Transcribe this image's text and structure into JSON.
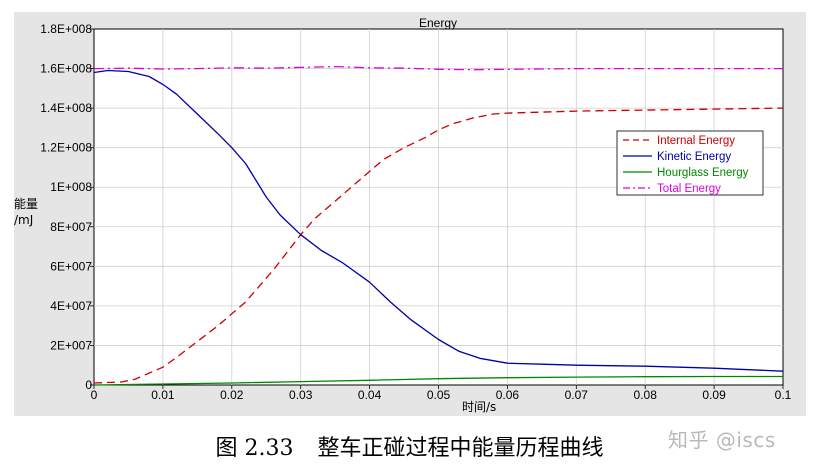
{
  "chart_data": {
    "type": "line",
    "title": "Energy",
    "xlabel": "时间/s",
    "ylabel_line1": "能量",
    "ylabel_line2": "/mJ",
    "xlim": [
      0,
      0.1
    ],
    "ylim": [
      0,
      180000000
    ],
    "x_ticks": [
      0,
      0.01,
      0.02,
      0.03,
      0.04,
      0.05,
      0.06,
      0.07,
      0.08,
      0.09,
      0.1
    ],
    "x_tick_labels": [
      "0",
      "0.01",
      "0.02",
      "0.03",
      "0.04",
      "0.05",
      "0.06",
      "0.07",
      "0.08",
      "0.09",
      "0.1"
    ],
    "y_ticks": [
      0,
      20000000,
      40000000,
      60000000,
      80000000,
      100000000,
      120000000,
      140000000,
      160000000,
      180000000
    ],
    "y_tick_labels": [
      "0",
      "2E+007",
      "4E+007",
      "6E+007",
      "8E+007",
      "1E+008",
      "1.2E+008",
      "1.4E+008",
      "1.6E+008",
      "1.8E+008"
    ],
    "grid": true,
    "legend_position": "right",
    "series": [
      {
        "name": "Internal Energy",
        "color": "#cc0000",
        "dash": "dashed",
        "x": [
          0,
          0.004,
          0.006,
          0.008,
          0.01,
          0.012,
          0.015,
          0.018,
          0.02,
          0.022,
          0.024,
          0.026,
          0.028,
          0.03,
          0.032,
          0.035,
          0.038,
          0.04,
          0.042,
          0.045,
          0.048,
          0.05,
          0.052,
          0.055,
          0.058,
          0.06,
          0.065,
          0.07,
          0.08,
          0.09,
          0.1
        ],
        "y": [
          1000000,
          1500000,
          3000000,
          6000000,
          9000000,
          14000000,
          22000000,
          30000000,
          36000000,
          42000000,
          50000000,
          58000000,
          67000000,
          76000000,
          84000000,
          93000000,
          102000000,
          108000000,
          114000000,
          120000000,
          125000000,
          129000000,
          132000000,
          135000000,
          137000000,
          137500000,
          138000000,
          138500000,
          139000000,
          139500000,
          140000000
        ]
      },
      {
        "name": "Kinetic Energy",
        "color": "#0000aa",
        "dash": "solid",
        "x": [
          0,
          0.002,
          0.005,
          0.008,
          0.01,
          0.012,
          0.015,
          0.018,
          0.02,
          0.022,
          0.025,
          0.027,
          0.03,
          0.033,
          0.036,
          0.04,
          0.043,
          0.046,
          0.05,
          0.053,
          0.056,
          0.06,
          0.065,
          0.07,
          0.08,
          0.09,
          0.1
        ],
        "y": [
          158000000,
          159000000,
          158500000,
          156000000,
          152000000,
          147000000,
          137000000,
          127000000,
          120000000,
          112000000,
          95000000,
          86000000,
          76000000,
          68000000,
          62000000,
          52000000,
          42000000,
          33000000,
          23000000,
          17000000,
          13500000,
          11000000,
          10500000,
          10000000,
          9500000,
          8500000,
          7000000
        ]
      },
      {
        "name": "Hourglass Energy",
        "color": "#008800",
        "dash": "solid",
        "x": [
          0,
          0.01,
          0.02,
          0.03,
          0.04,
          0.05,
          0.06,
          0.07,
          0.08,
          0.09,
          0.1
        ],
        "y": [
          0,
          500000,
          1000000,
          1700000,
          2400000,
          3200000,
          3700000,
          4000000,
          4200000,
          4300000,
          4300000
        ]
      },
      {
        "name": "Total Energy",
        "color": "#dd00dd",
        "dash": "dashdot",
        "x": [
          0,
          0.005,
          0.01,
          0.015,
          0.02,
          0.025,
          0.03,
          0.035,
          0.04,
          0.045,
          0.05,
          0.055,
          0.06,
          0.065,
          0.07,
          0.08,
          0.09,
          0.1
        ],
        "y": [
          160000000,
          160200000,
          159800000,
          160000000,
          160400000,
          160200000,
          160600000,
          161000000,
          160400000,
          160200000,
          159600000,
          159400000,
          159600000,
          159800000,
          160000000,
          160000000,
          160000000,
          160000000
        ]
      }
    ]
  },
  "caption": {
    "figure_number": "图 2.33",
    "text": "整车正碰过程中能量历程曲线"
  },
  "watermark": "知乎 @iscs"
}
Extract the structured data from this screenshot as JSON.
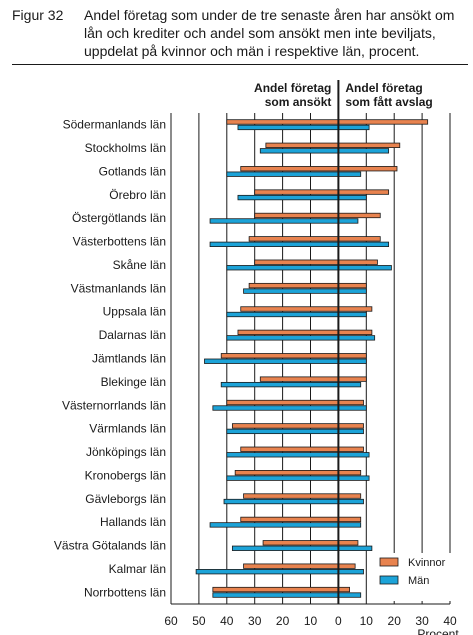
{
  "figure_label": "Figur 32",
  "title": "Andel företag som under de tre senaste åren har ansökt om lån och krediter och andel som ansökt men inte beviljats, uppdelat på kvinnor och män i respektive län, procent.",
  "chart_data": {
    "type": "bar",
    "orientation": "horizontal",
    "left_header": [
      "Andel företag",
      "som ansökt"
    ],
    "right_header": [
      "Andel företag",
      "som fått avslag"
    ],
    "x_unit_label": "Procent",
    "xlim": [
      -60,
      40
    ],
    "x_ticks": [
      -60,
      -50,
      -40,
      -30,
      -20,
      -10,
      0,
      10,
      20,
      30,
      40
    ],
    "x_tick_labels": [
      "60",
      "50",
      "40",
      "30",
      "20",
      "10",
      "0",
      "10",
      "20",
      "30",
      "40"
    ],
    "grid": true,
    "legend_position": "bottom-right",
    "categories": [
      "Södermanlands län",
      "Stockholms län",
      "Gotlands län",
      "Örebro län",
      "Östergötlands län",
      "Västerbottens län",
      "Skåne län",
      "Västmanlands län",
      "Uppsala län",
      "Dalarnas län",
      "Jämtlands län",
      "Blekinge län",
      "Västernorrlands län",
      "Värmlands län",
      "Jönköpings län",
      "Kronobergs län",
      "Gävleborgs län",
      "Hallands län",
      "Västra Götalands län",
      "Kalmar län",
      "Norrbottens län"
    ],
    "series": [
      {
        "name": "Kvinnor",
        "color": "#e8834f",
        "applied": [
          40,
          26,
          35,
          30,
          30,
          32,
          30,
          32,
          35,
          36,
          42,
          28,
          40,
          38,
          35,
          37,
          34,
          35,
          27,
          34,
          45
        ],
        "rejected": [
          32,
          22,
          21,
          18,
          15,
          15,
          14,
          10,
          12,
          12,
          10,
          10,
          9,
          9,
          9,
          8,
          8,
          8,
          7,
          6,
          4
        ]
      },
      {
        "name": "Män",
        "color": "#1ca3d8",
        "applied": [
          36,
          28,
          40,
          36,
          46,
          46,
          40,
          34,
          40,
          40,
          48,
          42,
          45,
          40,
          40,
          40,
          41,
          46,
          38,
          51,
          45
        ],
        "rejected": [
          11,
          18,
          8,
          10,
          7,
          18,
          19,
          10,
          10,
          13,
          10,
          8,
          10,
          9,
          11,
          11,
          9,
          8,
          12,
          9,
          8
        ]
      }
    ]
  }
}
________________________________________
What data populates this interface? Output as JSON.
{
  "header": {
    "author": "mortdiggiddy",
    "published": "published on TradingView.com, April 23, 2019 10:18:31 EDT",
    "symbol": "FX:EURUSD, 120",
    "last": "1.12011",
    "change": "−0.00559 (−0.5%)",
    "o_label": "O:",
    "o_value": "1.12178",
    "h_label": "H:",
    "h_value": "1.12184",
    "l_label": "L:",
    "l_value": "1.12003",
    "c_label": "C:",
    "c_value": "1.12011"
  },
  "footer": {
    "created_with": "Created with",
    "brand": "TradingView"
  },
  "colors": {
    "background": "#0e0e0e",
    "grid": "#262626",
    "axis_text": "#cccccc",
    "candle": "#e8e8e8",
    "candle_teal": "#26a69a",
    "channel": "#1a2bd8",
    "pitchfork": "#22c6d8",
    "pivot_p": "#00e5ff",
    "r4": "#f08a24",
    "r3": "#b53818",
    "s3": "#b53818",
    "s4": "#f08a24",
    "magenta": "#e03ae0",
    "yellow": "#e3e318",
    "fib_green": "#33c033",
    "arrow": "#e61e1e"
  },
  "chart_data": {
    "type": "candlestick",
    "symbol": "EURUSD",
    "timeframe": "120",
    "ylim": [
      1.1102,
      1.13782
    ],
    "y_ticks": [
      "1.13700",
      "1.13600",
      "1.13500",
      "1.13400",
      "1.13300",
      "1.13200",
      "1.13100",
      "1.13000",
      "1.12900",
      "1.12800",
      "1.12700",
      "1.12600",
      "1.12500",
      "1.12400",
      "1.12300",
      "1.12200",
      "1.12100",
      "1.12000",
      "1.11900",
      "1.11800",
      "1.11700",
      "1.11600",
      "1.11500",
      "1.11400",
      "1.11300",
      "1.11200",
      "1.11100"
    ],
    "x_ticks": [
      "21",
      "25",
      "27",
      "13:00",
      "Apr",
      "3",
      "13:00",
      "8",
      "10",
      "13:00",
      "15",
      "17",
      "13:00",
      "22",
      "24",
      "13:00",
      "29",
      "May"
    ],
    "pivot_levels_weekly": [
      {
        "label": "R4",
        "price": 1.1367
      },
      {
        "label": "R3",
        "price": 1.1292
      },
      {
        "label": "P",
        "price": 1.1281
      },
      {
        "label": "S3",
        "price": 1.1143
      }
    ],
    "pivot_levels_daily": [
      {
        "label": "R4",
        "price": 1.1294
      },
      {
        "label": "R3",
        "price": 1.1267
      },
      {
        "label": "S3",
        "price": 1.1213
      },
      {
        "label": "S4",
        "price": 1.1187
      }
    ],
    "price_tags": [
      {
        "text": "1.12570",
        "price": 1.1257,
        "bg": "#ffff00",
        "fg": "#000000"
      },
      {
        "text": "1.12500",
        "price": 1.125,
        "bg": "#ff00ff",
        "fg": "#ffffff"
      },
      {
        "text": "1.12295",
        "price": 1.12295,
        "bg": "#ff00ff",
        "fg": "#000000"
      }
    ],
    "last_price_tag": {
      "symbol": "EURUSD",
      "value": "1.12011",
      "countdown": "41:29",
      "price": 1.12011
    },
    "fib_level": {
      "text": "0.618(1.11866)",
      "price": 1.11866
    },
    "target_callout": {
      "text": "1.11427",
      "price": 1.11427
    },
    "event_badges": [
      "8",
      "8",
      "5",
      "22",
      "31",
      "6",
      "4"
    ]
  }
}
________________________________________
**TO BE DONE:** Your answer should be one number: how many lines in the material above contain the string "symbol".

**COMPLETED TASK:** 3